======== Fragmento de lectura

Quizá para los creyentes más piadosos las publicaciones de este día a plana completa que pagaron los empresarios y el partido político fundado por el autor intelectual del homicidio de Óscar Arnulfo Romero sea un milagro de conversión del beato. En las publicaciones a plana completa se felicitaba al pueblo salvadoreño por tener un beato. Para los creyentes menos dóciles fue un pecado. Los escépticos quisimos leer lo no escrito, un regodeo en la impunidad: cinismo, burla, hipocresía, oportunismo, pragmatismo, marketing.

El gobierno de la izquierda de entonces hizo lo suyo: ruido, mucho ruido, pero no habló de justicia terrenal y santificó la impunidad, como que la justicia celestial le evitaría el desgaste. El gobierno de izquierda lució incoherente. Lució cínico, burlón, hipócrita, oportunista, pragmático, mercader. Lució sus calles y bulevares, su aeropuerto, su salón presidencial, sus murales, sus óleos y sus acrílicos, pero no lució justo.

================

Objetivo A:
Transcriba sin alteraciones las líneas del listado comprendidas entre su inicio y la línea que contiene "ordinal-suffix: th bbox=[491, 126, 504, 142]", ambas incluidas.
El fragmento y el listado no guardan relación alguna entre sí.

======== Datos almacenados

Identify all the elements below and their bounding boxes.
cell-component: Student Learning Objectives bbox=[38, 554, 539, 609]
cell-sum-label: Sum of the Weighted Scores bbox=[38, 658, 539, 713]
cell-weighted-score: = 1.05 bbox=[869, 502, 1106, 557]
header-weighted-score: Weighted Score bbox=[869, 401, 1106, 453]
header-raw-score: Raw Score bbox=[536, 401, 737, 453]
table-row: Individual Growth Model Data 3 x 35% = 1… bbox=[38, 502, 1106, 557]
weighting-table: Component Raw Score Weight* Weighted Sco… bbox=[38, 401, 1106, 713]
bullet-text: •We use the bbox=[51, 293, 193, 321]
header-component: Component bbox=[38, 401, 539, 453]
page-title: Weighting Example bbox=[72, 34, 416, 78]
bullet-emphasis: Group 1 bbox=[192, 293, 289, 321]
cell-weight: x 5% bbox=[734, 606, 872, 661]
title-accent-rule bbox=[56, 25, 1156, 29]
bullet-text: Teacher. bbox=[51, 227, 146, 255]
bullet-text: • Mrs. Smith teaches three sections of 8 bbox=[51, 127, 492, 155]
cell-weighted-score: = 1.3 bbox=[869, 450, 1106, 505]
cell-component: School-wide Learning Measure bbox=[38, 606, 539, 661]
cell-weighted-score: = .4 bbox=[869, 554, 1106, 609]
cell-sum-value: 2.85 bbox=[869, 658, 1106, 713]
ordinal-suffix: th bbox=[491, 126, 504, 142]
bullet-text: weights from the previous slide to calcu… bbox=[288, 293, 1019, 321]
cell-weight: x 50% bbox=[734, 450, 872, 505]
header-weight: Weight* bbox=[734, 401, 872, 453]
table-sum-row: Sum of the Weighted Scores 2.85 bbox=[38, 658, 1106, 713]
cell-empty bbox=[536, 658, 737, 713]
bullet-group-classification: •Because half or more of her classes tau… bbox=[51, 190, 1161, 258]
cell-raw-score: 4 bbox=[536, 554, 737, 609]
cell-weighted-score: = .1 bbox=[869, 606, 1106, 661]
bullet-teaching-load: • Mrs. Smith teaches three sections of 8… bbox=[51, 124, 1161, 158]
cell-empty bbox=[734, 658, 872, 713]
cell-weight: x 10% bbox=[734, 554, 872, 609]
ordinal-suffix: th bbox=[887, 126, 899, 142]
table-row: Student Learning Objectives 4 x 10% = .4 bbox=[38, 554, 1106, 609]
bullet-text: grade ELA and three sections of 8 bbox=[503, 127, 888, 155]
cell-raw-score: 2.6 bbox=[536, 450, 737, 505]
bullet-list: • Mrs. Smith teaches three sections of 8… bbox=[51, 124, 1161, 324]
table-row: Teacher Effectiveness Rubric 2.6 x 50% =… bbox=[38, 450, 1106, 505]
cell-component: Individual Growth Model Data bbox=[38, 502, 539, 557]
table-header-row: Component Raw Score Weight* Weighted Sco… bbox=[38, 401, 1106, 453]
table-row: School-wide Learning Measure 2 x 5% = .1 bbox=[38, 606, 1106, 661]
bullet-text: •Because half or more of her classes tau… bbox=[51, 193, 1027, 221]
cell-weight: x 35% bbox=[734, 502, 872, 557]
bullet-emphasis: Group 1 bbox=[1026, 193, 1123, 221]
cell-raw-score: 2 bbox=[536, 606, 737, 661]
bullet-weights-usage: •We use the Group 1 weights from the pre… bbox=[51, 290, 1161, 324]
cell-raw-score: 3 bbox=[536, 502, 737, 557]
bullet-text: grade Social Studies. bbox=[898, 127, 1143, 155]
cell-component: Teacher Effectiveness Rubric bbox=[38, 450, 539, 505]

================

Objetivo B:
Responda, con base en el fragmento sobre la beatificación de Romero, las siguientes preguntas:
(i) ¿Quiénes pagaron las publicaciones a plana completa?
(ii) ¿Por qué se felicitaba al pueblo salvadoreño en dichas publicaciones?
(iii) ¿De qué tipo de justicia no habló el gobierno de izquierda?

Respuesta completa A:
Identify all the elements below and their bounding boxes.
cell-component: Student Learning Objectives bbox=[38, 554, 539, 609]
cell-sum-label: Sum of the Weighted Scores bbox=[38, 658, 539, 713]
cell-weighted-score: = 1.05 bbox=[869, 502, 1106, 557]
header-weighted-score: Weighted Score bbox=[869, 401, 1106, 453]
header-raw-score: Raw Score bbox=[536, 401, 737, 453]
table-row: Individual Growth Model Data 3 x 35% = 1… bbox=[38, 502, 1106, 557]
weighting-table: Component Raw Score Weight* Weighted Sco… bbox=[38, 401, 1106, 713]
bullet-text: •We use the bbox=[51, 293, 193, 321]
header-component: Component bbox=[38, 401, 539, 453]
page-title: Weighting Example bbox=[72, 34, 416, 78]
bullet-emphasis: Group 1 bbox=[192, 293, 289, 321]
cell-weight: x 5% bbox=[734, 606, 872, 661]
title-accent-rule bbox=[56, 25, 1156, 29]
bullet-text: Teacher. bbox=[51, 227, 146, 255]
bullet-text: • Mrs. Smith teaches three sections of 8 bbox=[51, 127, 492, 155]
cell-weighted-score: = 1.3 bbox=[869, 450, 1106, 505]
cell-component: School-wide Learning Measure bbox=[38, 606, 539, 661]
cell-weighted-score: = .4 bbox=[869, 554, 1106, 609]
cell-sum-value: 2.85 bbox=[869, 658, 1106, 713]
ordinal-suffix: th bbox=[491, 126, 504, 142]

Respuesta completa B:
(i) Los empresarios y el partido político fundado por el autor intelectual del homicidio de Óscar Arnulfo Romero.
(ii) Por tener un beato.
(iii) De la justicia terrenal.